EXERCISE REQUIREMENTS |
Word for word, transcribe the lines below and drop the pictures.

STORED ROWS |
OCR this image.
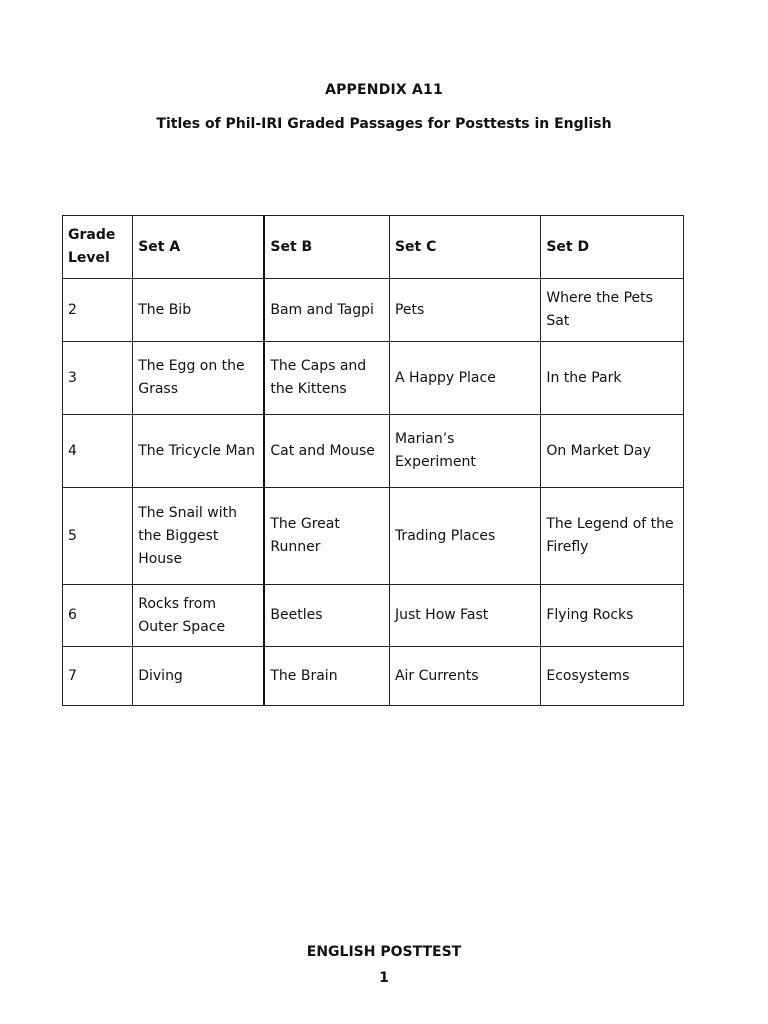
APPENDIX A11
Titles of Phil-IRI Graded Passages for Posttests in English
Grade Level	Set A	Set B	Set C	Set D
2	The Bib	Bam and Tagpi	Pets	Where the Pets Sat
3	The Egg on the Grass	The Caps and the Kittens	A Happy Place	In the Park
4	The Tricycle Man	Cat and Mouse	Marian’s Experiment	On Market Day
5	The Snail with the Biggest House	The Great Runner	Trading Places	The Legend of the Firefly
6	Rocks from Outer Space	Beetles	Just How Fast	Flying Rocks
7	Diving	The Brain	Air Currents	Ecosystems
ENGLISH POSTTEST
1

ANSWER TO THE TASK |
OCR this image.
APPENDIX A11
Titles of Phil-IRI Graded Passages for Posttests in English
Grade Level	Set A	Set B	Set C	Set D
2	The Bib	Bam and Tagpi	Pets	Where the Pets Sat
3	The Egg on the Grass	The Caps and the Kittens	A Happy Place	In the Park
4	The Tricycle Man	Cat and Mouse	Marian’s Experiment	On Market Day
5	The Snail with the Biggest House	The Great Runner	Trading Places	The Legend of the Firefly
6	Rocks from Outer Space	Beetles	Just How Fast	Flying Rocks
7	Diving	The Brain	Air Currents	Ecosystems
ENGLISH POSTTEST
1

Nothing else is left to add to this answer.